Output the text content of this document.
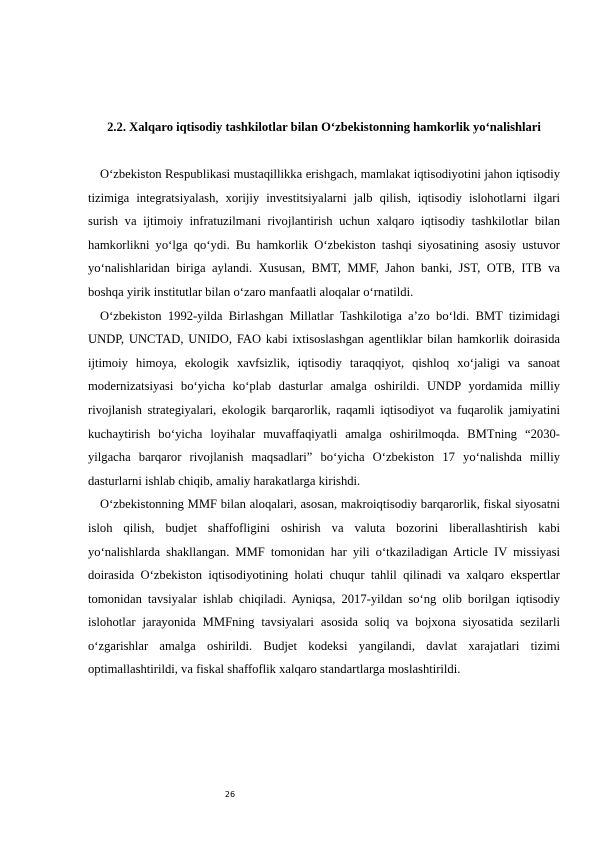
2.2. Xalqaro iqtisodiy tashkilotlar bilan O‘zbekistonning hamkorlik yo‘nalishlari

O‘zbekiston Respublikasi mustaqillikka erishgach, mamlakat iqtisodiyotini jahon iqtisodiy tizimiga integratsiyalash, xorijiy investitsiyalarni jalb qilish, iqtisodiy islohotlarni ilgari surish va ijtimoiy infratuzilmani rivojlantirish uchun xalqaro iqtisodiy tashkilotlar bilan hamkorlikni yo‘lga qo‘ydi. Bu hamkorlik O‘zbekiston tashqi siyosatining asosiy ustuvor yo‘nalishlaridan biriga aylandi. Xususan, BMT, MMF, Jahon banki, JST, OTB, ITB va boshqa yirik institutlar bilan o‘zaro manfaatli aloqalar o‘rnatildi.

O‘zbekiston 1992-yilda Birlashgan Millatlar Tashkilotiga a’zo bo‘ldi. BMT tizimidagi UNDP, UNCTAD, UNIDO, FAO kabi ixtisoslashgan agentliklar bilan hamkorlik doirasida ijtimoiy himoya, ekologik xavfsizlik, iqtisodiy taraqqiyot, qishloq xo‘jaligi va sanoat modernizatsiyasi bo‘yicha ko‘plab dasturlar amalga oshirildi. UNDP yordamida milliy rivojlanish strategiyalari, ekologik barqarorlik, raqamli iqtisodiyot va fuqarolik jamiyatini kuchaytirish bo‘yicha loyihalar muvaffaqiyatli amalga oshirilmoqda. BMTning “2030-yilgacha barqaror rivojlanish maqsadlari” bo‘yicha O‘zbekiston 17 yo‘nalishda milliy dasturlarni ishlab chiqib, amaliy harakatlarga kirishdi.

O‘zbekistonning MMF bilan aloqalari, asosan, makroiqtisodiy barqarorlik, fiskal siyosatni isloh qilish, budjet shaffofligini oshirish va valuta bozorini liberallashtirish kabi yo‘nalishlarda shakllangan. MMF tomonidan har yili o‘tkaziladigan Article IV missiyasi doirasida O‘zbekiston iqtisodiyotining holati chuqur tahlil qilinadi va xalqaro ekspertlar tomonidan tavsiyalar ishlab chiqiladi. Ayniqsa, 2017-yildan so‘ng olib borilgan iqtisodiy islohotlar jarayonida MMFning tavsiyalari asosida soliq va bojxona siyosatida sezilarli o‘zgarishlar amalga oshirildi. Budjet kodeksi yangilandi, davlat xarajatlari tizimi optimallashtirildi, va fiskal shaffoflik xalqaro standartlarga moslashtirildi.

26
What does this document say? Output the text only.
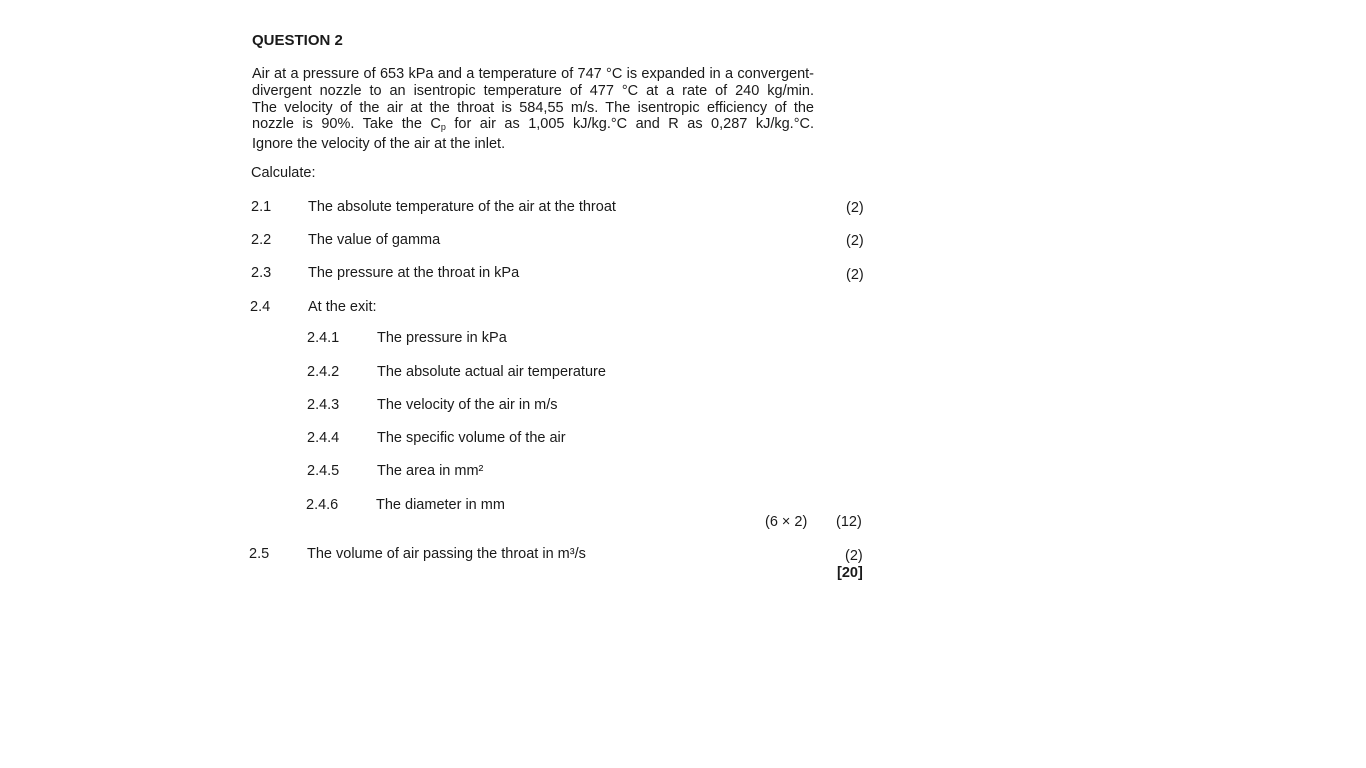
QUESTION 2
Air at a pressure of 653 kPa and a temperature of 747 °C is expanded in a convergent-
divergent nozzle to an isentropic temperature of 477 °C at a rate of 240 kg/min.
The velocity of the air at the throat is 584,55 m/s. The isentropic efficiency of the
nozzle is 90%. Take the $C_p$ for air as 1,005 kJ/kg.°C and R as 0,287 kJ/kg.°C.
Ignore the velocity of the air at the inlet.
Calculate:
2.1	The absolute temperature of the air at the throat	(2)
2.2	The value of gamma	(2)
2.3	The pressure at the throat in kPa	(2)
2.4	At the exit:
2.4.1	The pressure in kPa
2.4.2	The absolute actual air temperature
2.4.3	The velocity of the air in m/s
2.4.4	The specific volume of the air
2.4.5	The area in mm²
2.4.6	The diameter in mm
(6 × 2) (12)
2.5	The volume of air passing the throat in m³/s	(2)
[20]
---
▸ **PROBLEM DESCRIPTION**: Look through the listing above. Pick out each line with "this" and copy it.

▸ **REPLY**:
Output the text content of this document.
What does this document say? Output the text only.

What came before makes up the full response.